Reproduce all records verbatim.
########################################
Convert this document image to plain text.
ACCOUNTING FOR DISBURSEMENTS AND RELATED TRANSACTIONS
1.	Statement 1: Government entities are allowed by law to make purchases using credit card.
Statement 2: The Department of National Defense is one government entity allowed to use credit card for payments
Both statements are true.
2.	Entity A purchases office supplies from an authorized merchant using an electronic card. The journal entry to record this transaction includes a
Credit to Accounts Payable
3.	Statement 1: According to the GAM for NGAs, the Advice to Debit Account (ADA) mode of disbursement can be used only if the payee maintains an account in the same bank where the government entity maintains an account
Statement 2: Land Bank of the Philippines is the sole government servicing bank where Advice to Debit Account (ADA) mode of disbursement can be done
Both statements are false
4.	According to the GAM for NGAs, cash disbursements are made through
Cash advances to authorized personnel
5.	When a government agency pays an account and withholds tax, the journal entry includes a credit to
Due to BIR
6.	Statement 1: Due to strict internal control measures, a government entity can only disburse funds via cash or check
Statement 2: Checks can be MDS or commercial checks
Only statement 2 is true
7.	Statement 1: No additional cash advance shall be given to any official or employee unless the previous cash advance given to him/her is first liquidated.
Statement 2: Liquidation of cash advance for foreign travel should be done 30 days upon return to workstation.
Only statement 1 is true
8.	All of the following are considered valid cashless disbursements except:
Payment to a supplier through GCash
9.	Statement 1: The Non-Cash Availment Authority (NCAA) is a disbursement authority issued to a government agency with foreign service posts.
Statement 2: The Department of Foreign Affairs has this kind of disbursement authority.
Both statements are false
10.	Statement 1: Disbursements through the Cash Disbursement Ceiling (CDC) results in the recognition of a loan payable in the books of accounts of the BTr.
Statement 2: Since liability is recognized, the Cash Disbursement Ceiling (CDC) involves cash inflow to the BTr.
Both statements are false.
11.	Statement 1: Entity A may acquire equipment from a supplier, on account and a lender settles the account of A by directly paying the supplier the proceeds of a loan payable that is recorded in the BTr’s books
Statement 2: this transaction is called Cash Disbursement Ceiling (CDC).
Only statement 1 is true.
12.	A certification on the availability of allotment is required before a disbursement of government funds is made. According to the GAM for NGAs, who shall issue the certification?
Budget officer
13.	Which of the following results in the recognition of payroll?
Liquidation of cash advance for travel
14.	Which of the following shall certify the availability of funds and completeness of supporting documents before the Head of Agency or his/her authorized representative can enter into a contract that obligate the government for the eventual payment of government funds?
########################################
• _The response_:
Convert this document image to plain text.
ACCOUNTING FOR DISBURSEMENTS AND RELATED TRANSACTIONS
1.	Statement 1: Government entities are allowed by law to make purchases using credit card.
Statement 2: The Department of National Defense is one government entity allowed to use credit card for payments
Both statements are true.
2.	Entity A purchases office supplies from an authorized merchant using an electronic card. The journal entry to record this transaction includes a
Credit to Accounts Payable
3.	Statement 1: According to the GAM for NGAs, the Advice to Debit Account (ADA) mode of disbursement can be used only if the payee maintains an account in the same bank where the government entity maintains an account
Statement 2: Land Bank of the Philippines is the sole government servicing bank where Advice to Debit Account (ADA) mode of disbursement can be done
Both statements are false
4.	According to the GAM for NGAs, cash disbursements are made through
Cash advances to authorized personnel
5.	When a government agency pays an account and withholds tax, the journal entry includes a credit to
Due to BIR
6.	Statement 1: Due to strict internal control measures, a government entity can only disburse funds via cash or check
Statement 2: Checks can be MDS or commercial checks
Only statement 2 is true
7.	Statement 1: No additional cash advance shall be given to any official or employee unless the previous cash advance given to him/her is first liquidated.
Statement 2: Liquidation of cash advance for foreign travel should be done 30 days upon return to workstation.
Only statement 1 is true
8.	All of the following are considered valid cashless disbursements except:
Payment to a supplier through GCash
9.	Statement 1: The Non-Cash Availment Authority (NCAA) is a disbursement authority issued to a government agency with foreign service posts.
Statement 2: The Department of Foreign Affairs has this kind of disbursement authority.
Both statements are false
10.	Statement 1: Disbursements through the Cash Disbursement Ceiling (CDC) results in the recognition of a loan payable in the books of accounts of the BTr.
Statement 2: Since liability is recognized, the Cash Disbursement Ceiling (CDC) involves cash inflow to the BTr.
Both statements are false.
11.	Statement 1: Entity A may acquire equipment from a supplier, on account and a lender settles the account of A by directly paying the supplier the proceeds of a loan payable that is recorded in the BTr’s books
Statement 2: this transaction is called Cash Disbursement Ceiling (CDC).
Only statement 1 is true.
12.	A certification on the availability of allotment is required before a disbursement of government funds is made. According to the GAM for NGAs, who shall issue the certification?
Budget officer
13.	Which of the following results in the recognition of payroll?
Liquidation of cash advance for travel
14.	Which of the following shall certify the availability of funds and completeness of supporting documents before the Head of Agency or his/her authorized representative can enter into a contract that obligate the government for the eventual payment of government funds?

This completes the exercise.